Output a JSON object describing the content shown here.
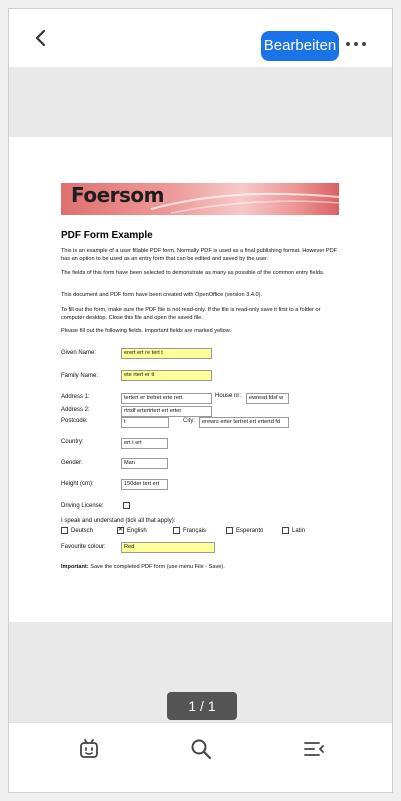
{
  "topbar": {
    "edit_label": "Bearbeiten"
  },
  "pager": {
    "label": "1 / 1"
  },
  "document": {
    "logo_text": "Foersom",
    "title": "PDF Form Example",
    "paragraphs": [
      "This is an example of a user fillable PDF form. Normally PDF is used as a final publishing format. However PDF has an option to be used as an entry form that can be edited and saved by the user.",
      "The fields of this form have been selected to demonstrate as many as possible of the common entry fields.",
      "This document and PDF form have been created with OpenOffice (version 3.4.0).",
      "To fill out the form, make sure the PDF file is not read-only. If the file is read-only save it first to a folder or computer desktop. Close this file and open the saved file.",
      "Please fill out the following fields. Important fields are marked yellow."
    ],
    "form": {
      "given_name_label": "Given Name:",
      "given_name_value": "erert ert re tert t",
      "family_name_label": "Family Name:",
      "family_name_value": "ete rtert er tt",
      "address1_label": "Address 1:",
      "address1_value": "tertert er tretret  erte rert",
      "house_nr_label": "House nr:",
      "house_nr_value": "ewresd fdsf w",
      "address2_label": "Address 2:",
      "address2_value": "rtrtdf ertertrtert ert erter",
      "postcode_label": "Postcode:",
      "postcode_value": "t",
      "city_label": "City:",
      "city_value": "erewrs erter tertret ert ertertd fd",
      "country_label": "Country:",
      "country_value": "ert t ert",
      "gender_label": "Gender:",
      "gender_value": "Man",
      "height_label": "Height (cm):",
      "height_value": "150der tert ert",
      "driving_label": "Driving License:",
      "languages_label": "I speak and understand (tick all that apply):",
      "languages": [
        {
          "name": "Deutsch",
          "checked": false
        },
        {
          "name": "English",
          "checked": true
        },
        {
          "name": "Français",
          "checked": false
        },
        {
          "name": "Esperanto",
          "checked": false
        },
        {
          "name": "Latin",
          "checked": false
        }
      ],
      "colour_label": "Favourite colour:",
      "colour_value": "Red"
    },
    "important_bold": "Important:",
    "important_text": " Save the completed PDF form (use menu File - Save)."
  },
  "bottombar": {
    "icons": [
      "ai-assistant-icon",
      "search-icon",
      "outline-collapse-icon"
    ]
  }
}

# # # #

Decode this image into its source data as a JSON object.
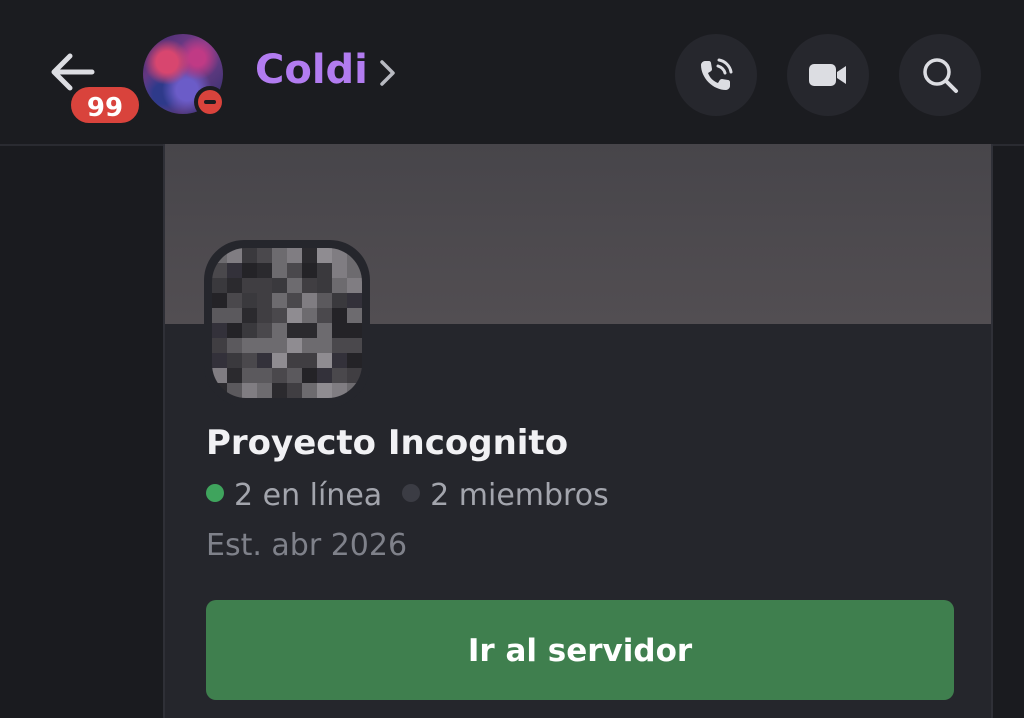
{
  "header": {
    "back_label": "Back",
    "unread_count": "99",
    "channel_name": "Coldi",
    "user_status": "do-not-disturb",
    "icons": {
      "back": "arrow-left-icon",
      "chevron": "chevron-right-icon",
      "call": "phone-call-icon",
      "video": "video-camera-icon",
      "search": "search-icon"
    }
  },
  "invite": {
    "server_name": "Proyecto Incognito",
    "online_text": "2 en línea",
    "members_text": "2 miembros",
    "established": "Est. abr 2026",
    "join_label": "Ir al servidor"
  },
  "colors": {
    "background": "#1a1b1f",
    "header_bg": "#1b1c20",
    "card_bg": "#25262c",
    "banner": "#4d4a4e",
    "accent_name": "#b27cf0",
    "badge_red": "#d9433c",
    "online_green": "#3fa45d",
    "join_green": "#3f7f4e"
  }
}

# # # #

▶ [Stated goal]:
Where a line in the entries holds the word "document", copy that line.

▶ [Complete answer]:
  "document": {
      "This document and PDF form have been created with OpenOffice (version 3.4.0).",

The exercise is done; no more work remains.